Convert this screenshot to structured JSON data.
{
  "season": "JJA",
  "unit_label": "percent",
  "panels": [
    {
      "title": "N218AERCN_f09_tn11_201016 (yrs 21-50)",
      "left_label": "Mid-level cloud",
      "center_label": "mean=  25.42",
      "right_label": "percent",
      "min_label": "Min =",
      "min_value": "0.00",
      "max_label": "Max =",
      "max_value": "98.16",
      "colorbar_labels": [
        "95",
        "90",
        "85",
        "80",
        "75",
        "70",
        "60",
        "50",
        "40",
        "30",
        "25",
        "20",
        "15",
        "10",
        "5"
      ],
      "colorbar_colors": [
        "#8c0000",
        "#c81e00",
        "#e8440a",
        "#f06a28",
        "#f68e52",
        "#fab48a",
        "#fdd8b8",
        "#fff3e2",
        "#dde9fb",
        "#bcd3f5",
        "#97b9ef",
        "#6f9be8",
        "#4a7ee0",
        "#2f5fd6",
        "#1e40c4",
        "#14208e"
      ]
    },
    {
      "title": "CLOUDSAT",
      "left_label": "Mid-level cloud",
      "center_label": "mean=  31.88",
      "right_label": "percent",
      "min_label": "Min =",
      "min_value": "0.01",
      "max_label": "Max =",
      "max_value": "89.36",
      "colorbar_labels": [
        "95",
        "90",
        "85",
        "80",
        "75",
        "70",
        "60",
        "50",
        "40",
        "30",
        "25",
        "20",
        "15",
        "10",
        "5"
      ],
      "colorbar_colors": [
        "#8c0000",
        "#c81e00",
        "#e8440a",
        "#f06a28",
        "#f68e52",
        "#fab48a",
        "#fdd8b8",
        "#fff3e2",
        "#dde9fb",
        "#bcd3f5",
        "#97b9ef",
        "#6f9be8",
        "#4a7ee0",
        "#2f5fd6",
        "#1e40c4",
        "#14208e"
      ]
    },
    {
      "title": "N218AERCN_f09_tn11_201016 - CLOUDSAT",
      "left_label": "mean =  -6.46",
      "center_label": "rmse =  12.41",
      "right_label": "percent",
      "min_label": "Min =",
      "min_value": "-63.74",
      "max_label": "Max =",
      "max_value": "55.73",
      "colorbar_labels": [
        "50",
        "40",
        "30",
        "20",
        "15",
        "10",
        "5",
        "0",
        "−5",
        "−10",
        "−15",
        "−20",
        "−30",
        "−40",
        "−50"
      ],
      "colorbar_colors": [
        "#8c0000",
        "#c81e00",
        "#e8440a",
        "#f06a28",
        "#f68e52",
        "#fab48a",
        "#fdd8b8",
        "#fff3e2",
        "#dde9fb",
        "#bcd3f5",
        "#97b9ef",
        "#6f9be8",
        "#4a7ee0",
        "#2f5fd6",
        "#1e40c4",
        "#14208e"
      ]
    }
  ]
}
= = = = =
REQUIRED WORK: Could you transcribe the records in full, exactly?

OUTPUT OF THE TASK:
Convert this screenshot to structured JSON data.
{
  "season": "JJA",
  "unit_label": "percent",
  "panels": [
    {
      "title": "N218AERCN_f09_tn11_201016 (yrs 21-50)",
      "left_label": "Mid-level cloud",
      "center_label": "mean=  25.42",
      "right_label": "percent",
      "min_label": "Min =",
      "min_value": "0.00",
      "max_label": "Max =",
      "max_value": "98.16",
      "colorbar_labels": [
        "95",
        "90",
        "85",
        "80",
        "75",
        "70",
        "60",
        "50",
        "40",
        "30",
        "25",
        "20",
        "15",
        "10",
        "5"
      ],
      "colorbar_colors": [
        "#8c0000",
        "#c81e00",
        "#e8440a",
        "#f06a28",
        "#f68e52",
        "#fab48a",
        "#fdd8b8",
        "#fff3e2",
        "#dde9fb",
        "#bcd3f5",
        "#97b9ef",
        "#6f9be8",
        "#4a7ee0",
        "#2f5fd6",
        "#1e40c4",
        "#14208e"
      ]
    },
    {
      "title": "CLOUDSAT",
      "left_label": "Mid-level cloud",
      "center_label": "mean=  31.88",
      "right_label": "percent",
      "min_label": "Min =",
      "min_value": "0.01",
      "max_label": "Max =",
      "max_value": "89.36",
      "colorbar_labels": [
        "95",
        "90",
        "85",
        "80",
        "75",
        "70",
        "60",
        "50",
        "40",
        "30",
        "25",
        "20",
        "15",
        "10",
        "5"
      ],
      "colorbar_colors": [
        "#8c0000",
        "#c81e00",
        "#e8440a",
        "#f06a28",
        "#f68e52",
        "#fab48a",
        "#fdd8b8",
        "#fff3e2",
        "#dde9fb",
        "#bcd3f5",
        "#97b9ef",
        "#6f9be8",
        "#4a7ee0",
        "#2f5fd6",
        "#1e40c4",
        "#14208e"
      ]
    },
    {
      "title": "N218AERCN_f09_tn11_201016 - CLOUDSAT",
      "left_label": "mean =  -6.46",
      "center_label": "rmse =  12.41",
      "right_label": "percent",
      "min_label": "Min =",
      "min_value": "-63.74",
      "max_label": "Max =",
      "max_value": "55.73",
      "colorbar_labels": [
        "50",
        "40",
        "30",
        "20",
        "15",
        "10",
        "5",
        "0",
        "−5",
        "−10",
        "−15",
        "−20",
        "−30",
        "−40",
        "−50"
      ],
      "colorbar_colors": [
        "#8c0000",
        "#c81e00",
        "#e8440a",
        "#f06a28",
        "#f68e52",
        "#fab48a",
        "#fdd8b8",
        "#fff3e2",
        "#dde9fb",
        "#bcd3f5",
        "#97b9ef",
        "#6f9be8",
        "#4a7ee0",
        "#2f5fd6",
        "#1e40c4",
        "#14208e"
      ]
    }
  ]
}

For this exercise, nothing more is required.